YOUR INSTRUCTIONS: Go through the records and copy each line where the word "value" occurs.

DATA EXTRACTS:
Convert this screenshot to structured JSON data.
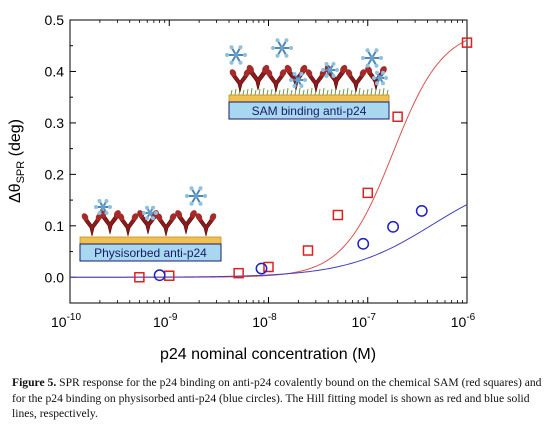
{
  "chart_data": {
    "type": "scatter",
    "xscale": "log",
    "xlabel": "p24 nominal concentration (M)",
    "ylabel_main": "Δθ",
    "ylabel_sub": "SPR",
    "ylabel_unit": " (deg)",
    "xlim": [
      1e-10,
      1e-06
    ],
    "ylim": [
      -0.05,
      0.5
    ],
    "x_ticks": [
      {
        "value": 1e-10,
        "base": "10",
        "exp": "-10"
      },
      {
        "value": 1e-09,
        "base": "10",
        "exp": "-9"
      },
      {
        "value": 1e-08,
        "base": "10",
        "exp": "-8"
      },
      {
        "value": 1e-07,
        "base": "10",
        "exp": "-7"
      },
      {
        "value": 1e-06,
        "base": "10",
        "exp": "-6"
      }
    ],
    "y_ticks": [
      "0.0",
      "0.1",
      "0.2",
      "0.3",
      "0.4",
      "0.5"
    ],
    "grid": false,
    "series": [
      {
        "marker": "square",
        "color": "#e02020",
        "x": [
          5e-10,
          1e-09,
          5e-09,
          1e-08,
          2.5e-08,
          5e-08,
          1e-07,
          2e-07,
          1e-06
        ],
        "y": [
          0.0,
          0.003,
          0.008,
          0.02,
          0.052,
          0.121,
          0.164,
          0.312,
          0.456
        ]
      },
      {
        "marker": "circle",
        "color": "#2020c8",
        "x": [
          8e-10,
          8.5e-09,
          9e-08,
          1.8e-07,
          3.5e-07
        ],
        "y": [
          0.004,
          0.017,
          0.065,
          0.098,
          0.129
        ]
      }
    ],
    "fits": [
      {
        "color": "#e05050",
        "y0": 0.0,
        "ymax": 0.485,
        "ec50": 1.8e-07,
        "n": 1.72
      },
      {
        "color": "#4040c0",
        "y0": 0.0,
        "ymax": 0.205,
        "ec50": 4.5e-07,
        "n": 1.0
      }
    ],
    "annotations": [
      {
        "text": "SAM binding anti-p24"
      },
      {
        "text": "Physisorbed anti-p24"
      }
    ]
  },
  "caption": {
    "label": "Figure 5.",
    "text": " SPR response for the p24 binding on anti-p24 covalently bound on the chemical SAM (red squares) and for the p24 binding on physisorbed anti-p24 (blue circles). The Hill fitting model is shown as red and blue solid lines, respectively."
  },
  "colors": {
    "box_fill": "#a8d8f0",
    "box_border": "#1a1a6a",
    "gold": "#f0c050",
    "antibody": "#8b1a1a",
    "antigen": "#6aa0c8"
  }
}
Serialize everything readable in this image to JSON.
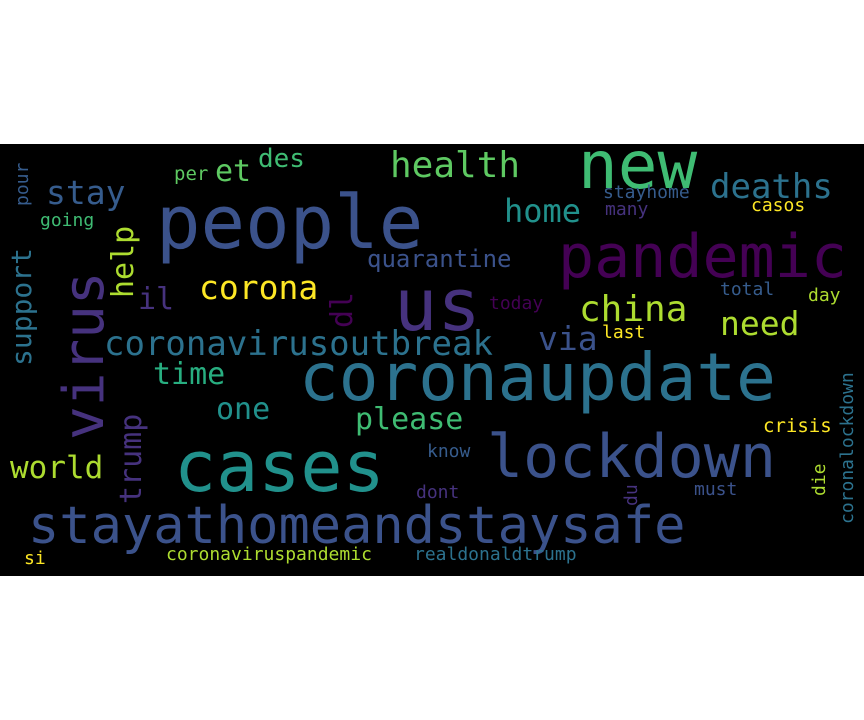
{
  "palette": {
    "background": "#000000",
    "dark_purple": "#440154",
    "purple": "#46327e",
    "indigo": "#3b528b",
    "blue": "#365c8d",
    "steel_blue": "#2c728e",
    "teal": "#21918c",
    "green_teal": "#28ae80",
    "green": "#3fbc73",
    "light_green": "#5ec962",
    "lime": "#addc30",
    "yellow": "#fde725"
  },
  "words": [
    {
      "text": "people",
      "color": "#3b528b"
    },
    {
      "text": "new",
      "color": "#3fbc73"
    },
    {
      "text": "pandemic",
      "color": "#440154"
    },
    {
      "text": "us",
      "color": "#46327e"
    },
    {
      "text": "coronaupdate",
      "color": "#2c728e"
    },
    {
      "text": "cases",
      "color": "#21918c"
    },
    {
      "text": "lockdown",
      "color": "#3b528b"
    },
    {
      "text": "stayathomeandstaysafe",
      "color": "#3b528b"
    },
    {
      "text": "virus",
      "color": "#46327e"
    },
    {
      "text": "coronavirusoutbreak",
      "color": "#2c728e"
    },
    {
      "text": "health",
      "color": "#5ec962"
    },
    {
      "text": "deaths",
      "color": "#2c728e"
    },
    {
      "text": "home",
      "color": "#21918c"
    },
    {
      "text": "china",
      "color": "#addc30"
    },
    {
      "text": "need",
      "color": "#addc30"
    },
    {
      "text": "corona",
      "color": "#fde725"
    },
    {
      "text": "stay",
      "color": "#365c8d"
    },
    {
      "text": "quarantine",
      "color": "#3b528b"
    },
    {
      "text": "via",
      "color": "#3b528b"
    },
    {
      "text": "time",
      "color": "#28ae80"
    },
    {
      "text": "one",
      "color": "#21918c"
    },
    {
      "text": "please",
      "color": "#3fbc73"
    },
    {
      "text": "world",
      "color": "#addc30"
    },
    {
      "text": "support",
      "color": "#2c728e"
    },
    {
      "text": "help",
      "color": "#addc30"
    },
    {
      "text": "trump",
      "color": "#46327e"
    },
    {
      "text": "il",
      "color": "#46327e"
    },
    {
      "text": "dl",
      "color": "#440154"
    },
    {
      "text": "et",
      "color": "#5ec962"
    },
    {
      "text": "des",
      "color": "#3fbc73"
    },
    {
      "text": "per",
      "color": "#5ec962"
    },
    {
      "text": "pour",
      "color": "#365c8d"
    },
    {
      "text": "going",
      "color": "#3fbc73"
    },
    {
      "text": "stayhome",
      "color": "#365c8d"
    },
    {
      "text": "many",
      "color": "#46327e"
    },
    {
      "text": "casos",
      "color": "#fde725"
    },
    {
      "text": "today",
      "color": "#440154"
    },
    {
      "text": "total",
      "color": "#365c8d"
    },
    {
      "text": "day",
      "color": "#addc30"
    },
    {
      "text": "last",
      "color": "#fde725"
    },
    {
      "text": "crisis",
      "color": "#fde725"
    },
    {
      "text": "coronalockdown",
      "color": "#2c728e"
    },
    {
      "text": "know",
      "color": "#365c8d"
    },
    {
      "text": "dont",
      "color": "#46327e"
    },
    {
      "text": "du",
      "color": "#46327e"
    },
    {
      "text": "must",
      "color": "#3b528b"
    },
    {
      "text": "die",
      "color": "#addc30"
    },
    {
      "text": "coronaviruspandemic",
      "color": "#addc30"
    },
    {
      "text": "realdonaldtrump",
      "color": "#2c728e"
    },
    {
      "text": "si",
      "color": "#fde725"
    }
  ]
}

ANSWER BOX:
        "value": 1e-10,
        "value": 1e-09,
        "value": 1e-08,
        "value": 1e-07,
        "value": 1e-06,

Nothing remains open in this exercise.